# Goal
Extract every record, keeping each one exactly as it is.

# Dataset entries
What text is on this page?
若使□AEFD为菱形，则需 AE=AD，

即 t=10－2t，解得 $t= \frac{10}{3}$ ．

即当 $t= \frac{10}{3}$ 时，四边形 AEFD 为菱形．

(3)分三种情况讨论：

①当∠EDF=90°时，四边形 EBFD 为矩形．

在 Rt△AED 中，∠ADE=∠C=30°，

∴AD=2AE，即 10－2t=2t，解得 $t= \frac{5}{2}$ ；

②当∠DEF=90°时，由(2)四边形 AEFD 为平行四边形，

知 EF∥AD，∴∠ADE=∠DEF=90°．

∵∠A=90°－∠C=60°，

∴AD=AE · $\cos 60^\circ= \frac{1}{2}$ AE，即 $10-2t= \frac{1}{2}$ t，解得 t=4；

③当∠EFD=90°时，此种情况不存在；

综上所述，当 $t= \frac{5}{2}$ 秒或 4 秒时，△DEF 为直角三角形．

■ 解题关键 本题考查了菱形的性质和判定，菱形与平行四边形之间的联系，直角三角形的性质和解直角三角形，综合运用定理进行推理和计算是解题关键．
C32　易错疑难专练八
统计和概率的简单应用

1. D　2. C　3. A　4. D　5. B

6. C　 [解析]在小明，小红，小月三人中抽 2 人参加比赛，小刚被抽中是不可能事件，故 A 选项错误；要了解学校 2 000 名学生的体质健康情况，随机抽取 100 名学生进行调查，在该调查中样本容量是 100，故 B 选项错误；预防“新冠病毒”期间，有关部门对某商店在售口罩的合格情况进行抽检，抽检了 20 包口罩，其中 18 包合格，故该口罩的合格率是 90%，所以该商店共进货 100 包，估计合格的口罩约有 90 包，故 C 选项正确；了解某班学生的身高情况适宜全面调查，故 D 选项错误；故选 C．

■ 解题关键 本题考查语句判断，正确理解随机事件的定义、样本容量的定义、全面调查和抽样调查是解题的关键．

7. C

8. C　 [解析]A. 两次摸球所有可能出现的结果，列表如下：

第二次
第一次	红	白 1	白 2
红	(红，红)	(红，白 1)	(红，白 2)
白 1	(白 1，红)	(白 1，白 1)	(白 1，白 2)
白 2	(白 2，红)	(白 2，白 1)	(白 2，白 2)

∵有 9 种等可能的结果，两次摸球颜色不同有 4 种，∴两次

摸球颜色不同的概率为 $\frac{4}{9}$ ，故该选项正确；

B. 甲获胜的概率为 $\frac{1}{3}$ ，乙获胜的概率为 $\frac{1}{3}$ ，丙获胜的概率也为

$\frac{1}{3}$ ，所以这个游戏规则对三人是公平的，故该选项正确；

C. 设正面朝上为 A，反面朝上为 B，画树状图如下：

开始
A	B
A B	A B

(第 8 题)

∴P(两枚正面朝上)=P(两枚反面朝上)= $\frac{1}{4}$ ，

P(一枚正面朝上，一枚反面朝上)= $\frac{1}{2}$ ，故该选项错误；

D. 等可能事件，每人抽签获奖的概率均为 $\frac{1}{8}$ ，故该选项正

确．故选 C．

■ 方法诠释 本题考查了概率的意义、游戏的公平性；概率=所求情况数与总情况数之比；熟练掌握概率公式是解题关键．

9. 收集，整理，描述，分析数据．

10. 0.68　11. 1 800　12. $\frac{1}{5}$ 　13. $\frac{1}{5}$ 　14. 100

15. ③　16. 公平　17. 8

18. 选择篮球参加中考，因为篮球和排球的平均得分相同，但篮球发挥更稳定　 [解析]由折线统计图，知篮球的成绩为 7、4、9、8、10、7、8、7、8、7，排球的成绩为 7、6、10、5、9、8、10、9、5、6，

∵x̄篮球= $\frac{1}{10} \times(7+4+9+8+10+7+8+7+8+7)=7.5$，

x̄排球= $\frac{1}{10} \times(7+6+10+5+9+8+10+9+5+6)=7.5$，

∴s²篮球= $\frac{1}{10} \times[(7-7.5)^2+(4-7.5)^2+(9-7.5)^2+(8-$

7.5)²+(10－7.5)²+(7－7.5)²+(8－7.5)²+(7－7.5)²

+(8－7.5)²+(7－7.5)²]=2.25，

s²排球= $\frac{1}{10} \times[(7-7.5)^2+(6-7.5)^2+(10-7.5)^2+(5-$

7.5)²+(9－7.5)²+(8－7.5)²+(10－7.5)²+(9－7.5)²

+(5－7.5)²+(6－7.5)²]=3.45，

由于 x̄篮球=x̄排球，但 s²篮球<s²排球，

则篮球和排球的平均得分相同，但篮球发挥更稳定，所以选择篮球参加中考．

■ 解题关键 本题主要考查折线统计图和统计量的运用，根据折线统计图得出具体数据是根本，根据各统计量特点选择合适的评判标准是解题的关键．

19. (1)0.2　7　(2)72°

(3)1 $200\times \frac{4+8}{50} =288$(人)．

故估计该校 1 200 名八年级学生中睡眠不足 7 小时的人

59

# Answer for this exercise
What text is on this page?
若使□AEFD为菱形，则需 AE=AD，

即 t=10－2t，解得 $t= \frac{10}{3}$ ．

即当 $t= \frac{10}{3}$ 时，四边形 AEFD 为菱形．

(3)分三种情况讨论：

①当∠EDF=90°时，四边形 EBFD 为矩形．

在 Rt△AED 中，∠ADE=∠C=30°，

∴AD=2AE，即 10－2t=2t，解得 $t= \frac{5}{2}$ ；

②当∠DEF=90°时，由(2)四边形 AEFD 为平行四边形，

知 EF∥AD，∴∠ADE=∠DEF=90°．

∵∠A=90°－∠C=60°，

∴AD=AE · $\cos 60^\circ= \frac{1}{2}$ AE，即 $10-2t= \frac{1}{2}$ t，解得 t=4；

③当∠EFD=90°时，此种情况不存在；

综上所述，当 $t= \frac{5}{2}$ 秒或 4 秒时，△DEF 为直角三角形．

■ 解题关键 本题考查了菱形的性质和判定，菱形与平行四边形之间的联系，直角三角形的性质和解直角三角形，综合运用定理进行推理和计算是解题关键．
C32　易错疑难专练八
统计和概率的简单应用

1. D　2. C　3. A　4. D　5. B

6. C　 [解析]在小明，小红，小月三人中抽 2 人参加比赛，小刚被抽中是不可能事件，故 A 选项错误；要了解学校 2 000 名学生的体质健康情况，随机抽取 100 名学生进行调查，在该调查中样本容量是 100，故 B 选项错误；预防“新冠病毒”期间，有关部门对某商店在售口罩的合格情况进行抽检，抽检了 20 包口罩，其中 18 包合格，故该口罩的合格率是 90%，所以该商店共进货 100 包，估计合格的口罩约有 90 包，故 C 选项正确；了解某班学生的身高情况适宜全面调查，故 D 选项错误；故选 C．

■ 解题关键 本题考查语句判断，正确理解随机事件的定义、样本容量的定义、全面调查和抽样调查是解题的关键．

7. C

8. C　 [解析]A. 两次摸球所有可能出现的结果，列表如下：

第二次
第一次	红	白 1	白 2
红	(红，红)	(红，白 1)	(红，白 2)
白 1	(白 1，红)	(白 1，白 1)	(白 1，白 2)
白 2	(白 2，红)	(白 2，白 1)	(白 2，白 2)

∵有 9 种等可能的结果，两次摸球颜色不同有 4 种，∴两次

摸球颜色不同的概率为 $\frac{4}{9}$ ，故该选项正确；

B. 甲获胜的概率为 $\frac{1}{3}$ ，乙获胜的概率为 $\frac{1}{3}$ ，丙获胜的概率也为

$\frac{1}{3}$ ，所以这个游戏规则对三人是公平的，故该选项正确；

C. 设正面朝上为 A，反面朝上为 B，画树状图如下：

开始
A	B
A B	A B

(第 8 题)

∴P(两枚正面朝上)=P(两枚反面朝上)= $\frac{1}{4}$ ，

P(一枚正面朝上，一枚反面朝上)= $\frac{1}{2}$ ，故该选项错误；

D. 等可能事件，每人抽签获奖的概率均为 $\frac{1}{8}$ ，故该选项正

确．故选 C．

■ 方法诠释 本题考查了概率的意义、游戏的公平性；概率=所求情况数与总情况数之比；熟练掌握概率公式是解题关键．

9. 收集，整理，描述，分析数据．

10. 0.68　11. 1 800　12. $\frac{1}{5}$ 　13. $\frac{1}{5}$ 　14. 100

15. ③　16. 公平　17. 8

18. 选择篮球参加中考，因为篮球和排球的平均得分相同，但篮球发挥更稳定　 [解析]由折线统计图，知篮球的成绩为 7、4、9、8、10、7、8、7、8、7，排球的成绩为 7、6、10、5、9、8、10、9、5、6，

∵x̄篮球= $\frac{1}{10} \times(7+4+9+8+10+7+8+7+8+7)=7.5$，

x̄排球= $\frac{1}{10} \times(7+6+10+5+9+8+10+9+5+6)=7.5$，

∴s²篮球= $\frac{1}{10} \times[(7-7.5)^2+(4-7.5)^2+(9-7.5)^2+(8-$

7.5)²+(10－7.5)²+(7－7.5)²+(8－7.5)²+(7－7.5)²

+(8－7.5)²+(7－7.5)²]=2.25，

s²排球= $\frac{1}{10} \times[(7-7.5)^2+(6-7.5)^2+(10-7.5)^2+(5-$

7.5)²+(9－7.5)²+(8－7.5)²+(10－7.5)²+(9－7.5)²

+(5－7.5)²+(6－7.5)²]=3.45，

由于 x̄篮球=x̄排球，但 s²篮球<s²排球，

则篮球和排球的平均得分相同，但篮球发挥更稳定，所以选择篮球参加中考．

■ 解题关键 本题主要考查折线统计图和统计量的运用，根据折线统计图得出具体数据是根本，根据各统计量特点选择合适的评判标准是解题的关键．

19. (1)0.2　7　(2)72°

(3)1 $200\times \frac{4+8}{50} =288$(人)．

故估计该校 1 200 名八年级学生中睡眠不足 7 小时的人

59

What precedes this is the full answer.